## THE PROBLEM:
Reproduce every entry below precisely. Pictures are excluded from the copy.

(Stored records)
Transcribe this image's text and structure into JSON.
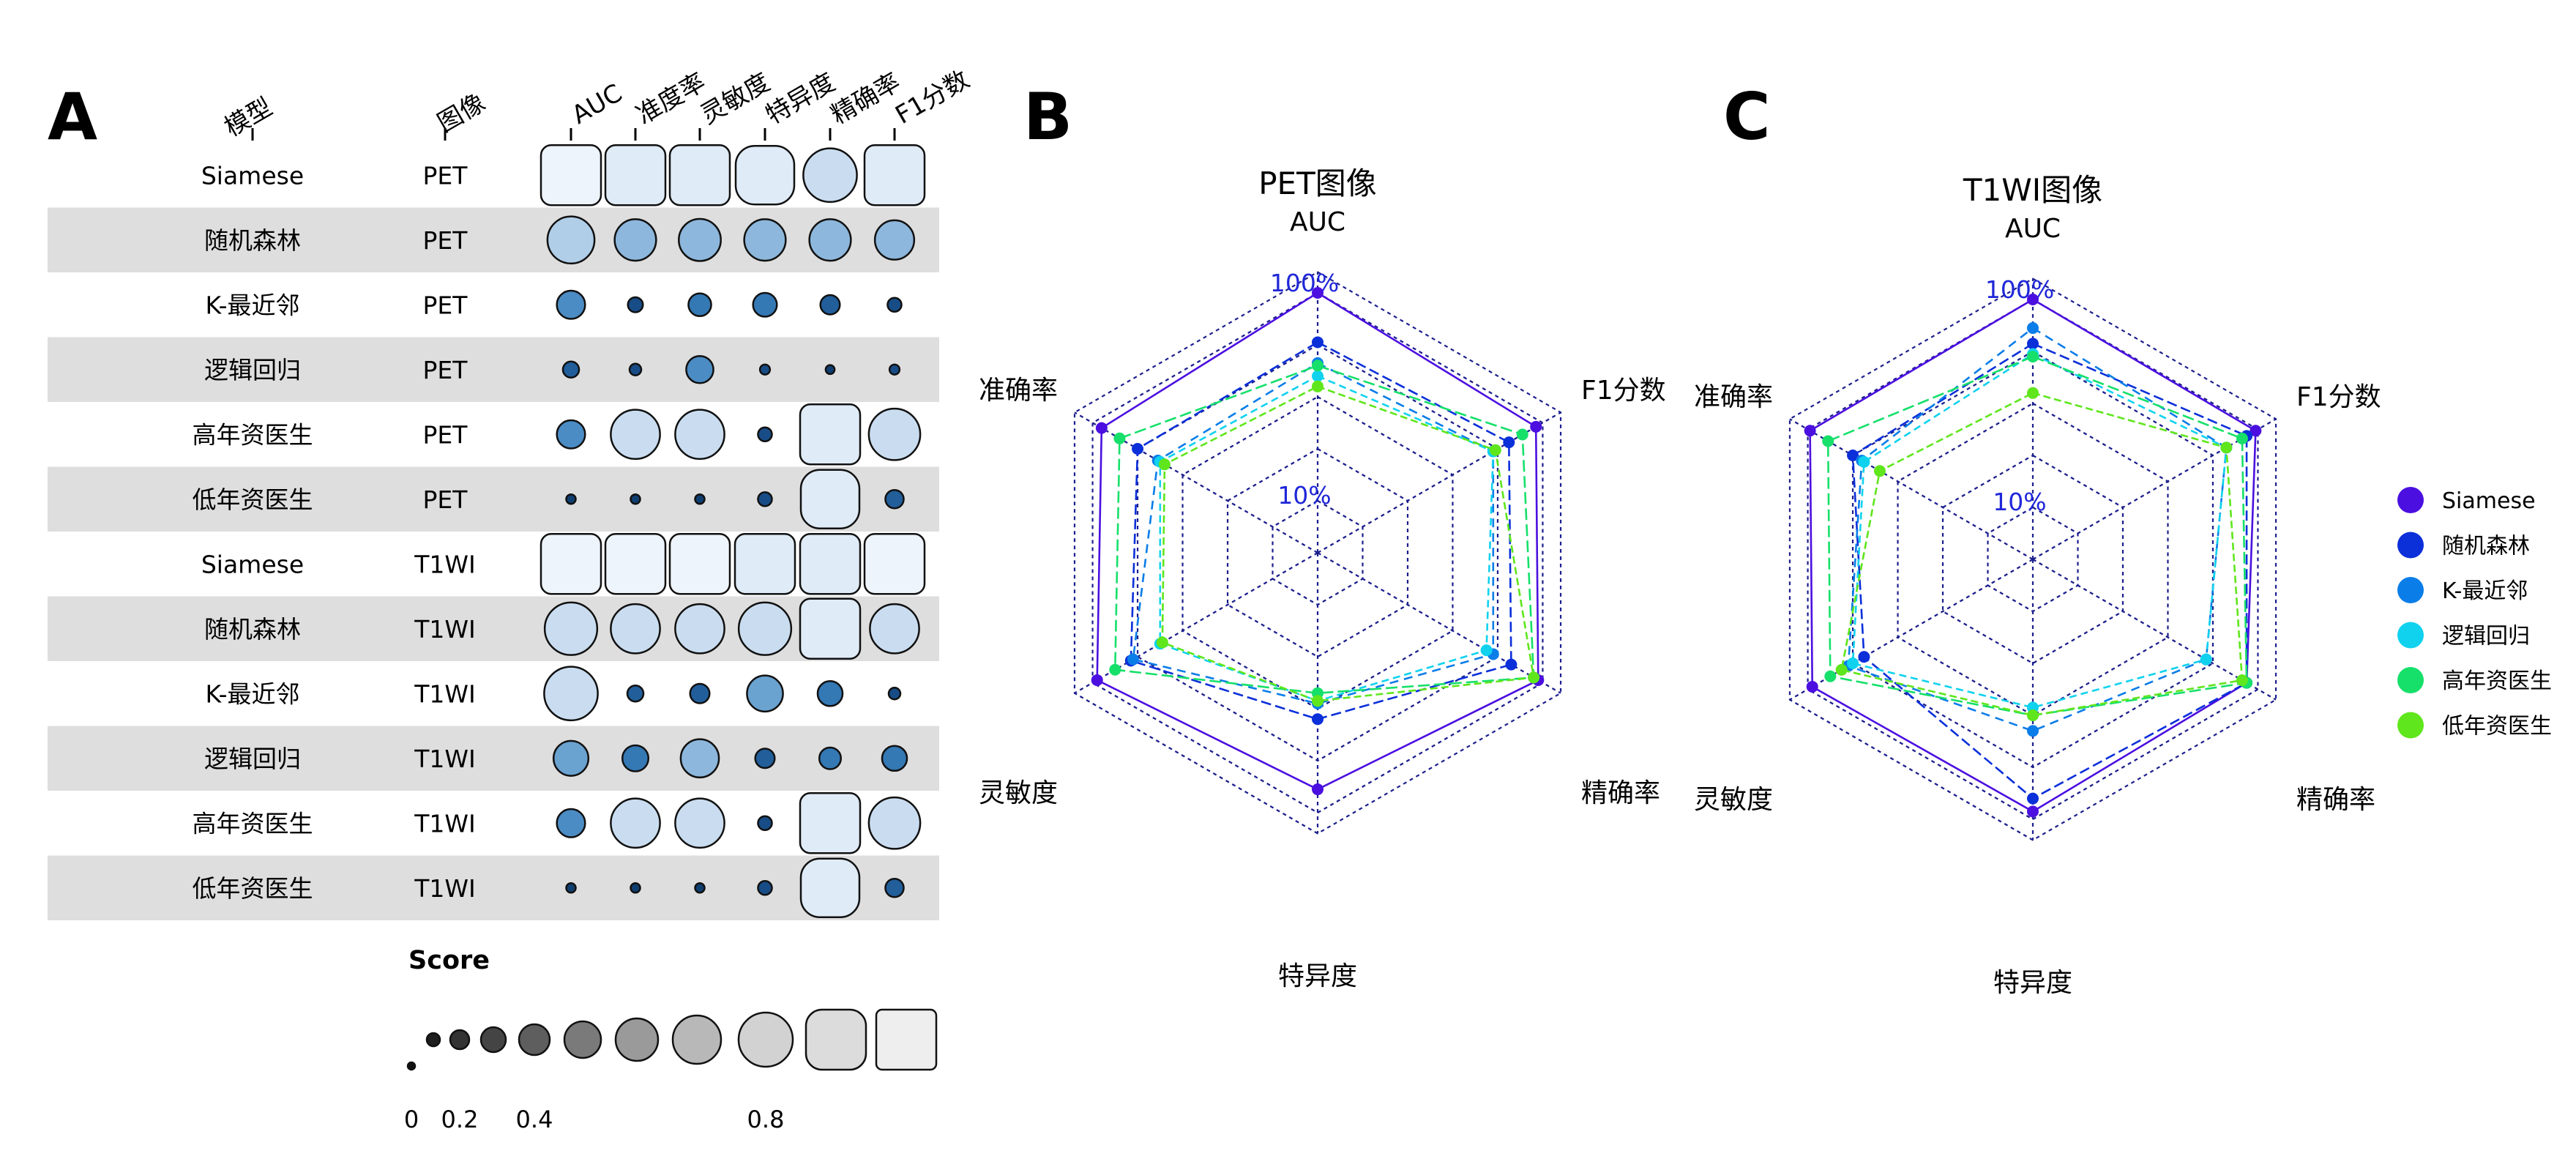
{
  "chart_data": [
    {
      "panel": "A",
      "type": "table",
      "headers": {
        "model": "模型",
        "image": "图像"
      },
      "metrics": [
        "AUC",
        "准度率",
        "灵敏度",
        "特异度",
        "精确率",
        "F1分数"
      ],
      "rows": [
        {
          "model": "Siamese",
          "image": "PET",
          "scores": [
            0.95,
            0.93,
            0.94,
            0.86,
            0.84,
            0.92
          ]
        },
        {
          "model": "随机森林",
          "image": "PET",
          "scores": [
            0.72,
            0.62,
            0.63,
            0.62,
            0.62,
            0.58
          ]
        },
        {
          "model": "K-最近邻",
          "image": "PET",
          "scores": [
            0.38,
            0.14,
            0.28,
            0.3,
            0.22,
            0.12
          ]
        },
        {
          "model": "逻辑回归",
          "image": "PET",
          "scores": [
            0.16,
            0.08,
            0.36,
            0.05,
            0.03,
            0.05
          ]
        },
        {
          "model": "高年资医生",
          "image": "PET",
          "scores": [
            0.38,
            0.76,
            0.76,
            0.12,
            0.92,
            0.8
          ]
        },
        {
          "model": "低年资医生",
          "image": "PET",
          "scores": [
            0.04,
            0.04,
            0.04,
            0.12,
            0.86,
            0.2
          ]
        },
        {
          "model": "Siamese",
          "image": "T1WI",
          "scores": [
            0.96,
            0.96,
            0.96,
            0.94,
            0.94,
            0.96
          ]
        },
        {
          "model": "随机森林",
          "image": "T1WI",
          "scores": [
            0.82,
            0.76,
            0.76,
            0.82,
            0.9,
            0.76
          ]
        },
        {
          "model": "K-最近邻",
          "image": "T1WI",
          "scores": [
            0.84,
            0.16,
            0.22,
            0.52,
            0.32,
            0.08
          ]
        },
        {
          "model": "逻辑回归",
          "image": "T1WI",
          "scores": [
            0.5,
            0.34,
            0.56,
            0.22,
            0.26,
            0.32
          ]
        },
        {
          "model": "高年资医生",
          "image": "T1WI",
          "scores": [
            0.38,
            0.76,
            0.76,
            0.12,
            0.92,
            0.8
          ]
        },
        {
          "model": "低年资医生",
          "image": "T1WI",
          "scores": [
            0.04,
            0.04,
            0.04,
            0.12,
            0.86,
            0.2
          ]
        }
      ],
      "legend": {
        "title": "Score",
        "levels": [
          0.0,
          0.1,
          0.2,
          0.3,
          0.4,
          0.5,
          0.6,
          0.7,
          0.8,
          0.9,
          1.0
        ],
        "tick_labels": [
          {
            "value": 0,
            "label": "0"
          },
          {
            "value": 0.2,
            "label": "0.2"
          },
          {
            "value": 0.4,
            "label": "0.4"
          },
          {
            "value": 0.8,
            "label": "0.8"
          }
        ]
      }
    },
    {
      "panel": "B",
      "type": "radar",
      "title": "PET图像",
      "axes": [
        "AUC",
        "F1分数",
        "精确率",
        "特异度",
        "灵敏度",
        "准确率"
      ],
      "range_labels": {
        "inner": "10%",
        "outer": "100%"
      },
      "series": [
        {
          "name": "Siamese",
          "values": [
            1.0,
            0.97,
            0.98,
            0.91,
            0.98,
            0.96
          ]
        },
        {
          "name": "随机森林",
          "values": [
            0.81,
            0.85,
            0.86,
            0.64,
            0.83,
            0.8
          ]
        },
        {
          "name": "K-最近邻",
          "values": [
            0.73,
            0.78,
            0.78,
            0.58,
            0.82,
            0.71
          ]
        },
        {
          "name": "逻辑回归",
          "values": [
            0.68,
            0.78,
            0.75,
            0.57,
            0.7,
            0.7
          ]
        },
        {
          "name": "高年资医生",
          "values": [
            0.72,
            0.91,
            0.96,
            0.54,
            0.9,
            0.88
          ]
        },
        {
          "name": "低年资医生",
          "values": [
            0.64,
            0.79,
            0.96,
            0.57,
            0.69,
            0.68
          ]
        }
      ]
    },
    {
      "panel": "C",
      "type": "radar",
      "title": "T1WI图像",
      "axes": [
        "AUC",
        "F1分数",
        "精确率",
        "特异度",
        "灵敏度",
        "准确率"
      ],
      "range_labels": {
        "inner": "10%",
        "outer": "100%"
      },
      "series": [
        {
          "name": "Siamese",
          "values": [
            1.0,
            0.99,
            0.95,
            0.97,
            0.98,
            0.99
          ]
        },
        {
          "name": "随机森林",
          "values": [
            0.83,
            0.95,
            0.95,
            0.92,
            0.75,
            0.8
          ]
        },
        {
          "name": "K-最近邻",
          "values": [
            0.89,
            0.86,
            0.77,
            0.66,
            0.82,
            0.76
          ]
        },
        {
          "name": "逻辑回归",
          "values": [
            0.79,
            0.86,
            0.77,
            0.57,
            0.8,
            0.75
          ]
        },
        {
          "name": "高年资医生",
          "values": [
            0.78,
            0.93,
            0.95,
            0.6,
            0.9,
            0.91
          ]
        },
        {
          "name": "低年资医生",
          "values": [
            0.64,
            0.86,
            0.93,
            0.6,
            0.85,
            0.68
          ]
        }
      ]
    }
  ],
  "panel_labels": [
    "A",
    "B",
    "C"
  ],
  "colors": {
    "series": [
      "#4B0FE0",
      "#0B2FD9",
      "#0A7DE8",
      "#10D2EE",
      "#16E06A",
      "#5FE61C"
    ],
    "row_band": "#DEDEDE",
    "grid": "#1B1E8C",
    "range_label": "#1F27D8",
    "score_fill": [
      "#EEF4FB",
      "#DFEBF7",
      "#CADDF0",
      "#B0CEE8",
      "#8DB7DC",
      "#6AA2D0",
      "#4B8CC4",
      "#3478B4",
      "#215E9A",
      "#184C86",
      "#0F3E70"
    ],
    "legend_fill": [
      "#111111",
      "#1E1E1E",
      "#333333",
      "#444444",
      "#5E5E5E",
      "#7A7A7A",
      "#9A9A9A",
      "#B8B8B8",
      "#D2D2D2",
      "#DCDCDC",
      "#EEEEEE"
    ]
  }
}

## COMPLETE OUTPUT:
Transcribe this image's text and structure into JSON.
{
  "chart_data": [
    {
      "panel": "A",
      "type": "table",
      "headers": {
        "model": "模型",
        "image": "图像"
      },
      "metrics": [
        "AUC",
        "准度率",
        "灵敏度",
        "特异度",
        "精确率",
        "F1分数"
      ],
      "rows": [
        {
          "model": "Siamese",
          "image": "PET",
          "scores": [
            0.95,
            0.93,
            0.94,
            0.86,
            0.84,
            0.92
          ]
        },
        {
          "model": "随机森林",
          "image": "PET",
          "scores": [
            0.72,
            0.62,
            0.63,
            0.62,
            0.62,
            0.58
          ]
        },
        {
          "model": "K-最近邻",
          "image": "PET",
          "scores": [
            0.38,
            0.14,
            0.28,
            0.3,
            0.22,
            0.12
          ]
        },
        {
          "model": "逻辑回归",
          "image": "PET",
          "scores": [
            0.16,
            0.08,
            0.36,
            0.05,
            0.03,
            0.05
          ]
        },
        {
          "model": "高年资医生",
          "image": "PET",
          "scores": [
            0.38,
            0.76,
            0.76,
            0.12,
            0.92,
            0.8
          ]
        },
        {
          "model": "低年资医生",
          "image": "PET",
          "scores": [
            0.04,
            0.04,
            0.04,
            0.12,
            0.86,
            0.2
          ]
        },
        {
          "model": "Siamese",
          "image": "T1WI",
          "scores": [
            0.96,
            0.96,
            0.96,
            0.94,
            0.94,
            0.96
          ]
        },
        {
          "model": "随机森林",
          "image": "T1WI",
          "scores": [
            0.82,
            0.76,
            0.76,
            0.82,
            0.9,
            0.76
          ]
        },
        {
          "model": "K-最近邻",
          "image": "T1WI",
          "scores": [
            0.84,
            0.16,
            0.22,
            0.52,
            0.32,
            0.08
          ]
        },
        {
          "model": "逻辑回归",
          "image": "T1WI",
          "scores": [
            0.5,
            0.34,
            0.56,
            0.22,
            0.26,
            0.32
          ]
        },
        {
          "model": "高年资医生",
          "image": "T1WI",
          "scores": [
            0.38,
            0.76,
            0.76,
            0.12,
            0.92,
            0.8
          ]
        },
        {
          "model": "低年资医生",
          "image": "T1WI",
          "scores": [
            0.04,
            0.04,
            0.04,
            0.12,
            0.86,
            0.2
          ]
        }
      ],
      "legend": {
        "title": "Score",
        "levels": [
          0.0,
          0.1,
          0.2,
          0.3,
          0.4,
          0.5,
          0.6,
          0.7,
          0.8,
          0.9,
          1.0
        ],
        "tick_labels": [
          {
            "value": 0,
            "label": "0"
          },
          {
            "value": 0.2,
            "label": "0.2"
          },
          {
            "value": 0.4,
            "label": "0.4"
          },
          {
            "value": 0.8,
            "label": "0.8"
          }
        ]
      }
    },
    {
      "panel": "B",
      "type": "radar",
      "title": "PET图像",
      "axes": [
        "AUC",
        "F1分数",
        "精确率",
        "特异度",
        "灵敏度",
        "准确率"
      ],
      "range_labels": {
        "inner": "10%",
        "outer": "100%"
      },
      "series": [
        {
          "name": "Siamese",
          "values": [
            1.0,
            0.97,
            0.98,
            0.91,
            0.98,
            0.96
          ]
        },
        {
          "name": "随机森林",
          "values": [
            0.81,
            0.85,
            0.86,
            0.64,
            0.83,
            0.8
          ]
        },
        {
          "name": "K-最近邻",
          "values": [
            0.73,
            0.78,
            0.78,
            0.58,
            0.82,
            0.71
          ]
        },
        {
          "name": "逻辑回归",
          "values": [
            0.68,
            0.78,
            0.75,
            0.57,
            0.7,
            0.7
          ]
        },
        {
          "name": "高年资医生",
          "values": [
            0.72,
            0.91,
            0.96,
            0.54,
            0.9,
            0.88
          ]
        },
        {
          "name": "低年资医生",
          "values": [
            0.64,
            0.79,
            0.96,
            0.57,
            0.69,
            0.68
          ]
        }
      ]
    },
    {
      "panel": "C",
      "type": "radar",
      "title": "T1WI图像",
      "axes": [
        "AUC",
        "F1分数",
        "精确率",
        "特异度",
        "灵敏度",
        "准确率"
      ],
      "range_labels": {
        "inner": "10%",
        "outer": "100%"
      },
      "series": [
        {
          "name": "Siamese",
          "values": [
            1.0,
            0.99,
            0.95,
            0.97,
            0.98,
            0.99
          ]
        },
        {
          "name": "随机森林",
          "values": [
            0.83,
            0.95,
            0.95,
            0.92,
            0.75,
            0.8
          ]
        },
        {
          "name": "K-最近邻",
          "values": [
            0.89,
            0.86,
            0.77,
            0.66,
            0.82,
            0.76
          ]
        },
        {
          "name": "逻辑回归",
          "values": [
            0.79,
            0.86,
            0.77,
            0.57,
            0.8,
            0.75
          ]
        },
        {
          "name": "高年资医生",
          "values": [
            0.78,
            0.93,
            0.95,
            0.6,
            0.9,
            0.91
          ]
        },
        {
          "name": "低年资医生",
          "values": [
            0.64,
            0.86,
            0.93,
            0.6,
            0.85,
            0.68
          ]
        }
      ]
    }
  ],
  "panel_labels": [
    "A",
    "B",
    "C"
  ],
  "colors": {
    "series": [
      "#4B0FE0",
      "#0B2FD9",
      "#0A7DE8",
      "#10D2EE",
      "#16E06A",
      "#5FE61C"
    ],
    "row_band": "#DEDEDE",
    "grid": "#1B1E8C",
    "range_label": "#1F27D8",
    "score_fill": [
      "#EEF4FB",
      "#DFEBF7",
      "#CADDF0",
      "#B0CEE8",
      "#8DB7DC",
      "#6AA2D0",
      "#4B8CC4",
      "#3478B4",
      "#215E9A",
      "#184C86",
      "#0F3E70"
    ],
    "legend_fill": [
      "#111111",
      "#1E1E1E",
      "#333333",
      "#444444",
      "#5E5E5E",
      "#7A7A7A",
      "#9A9A9A",
      "#B8B8B8",
      "#D2D2D2",
      "#DCDCDC",
      "#EEEEEE"
    ]
  }
}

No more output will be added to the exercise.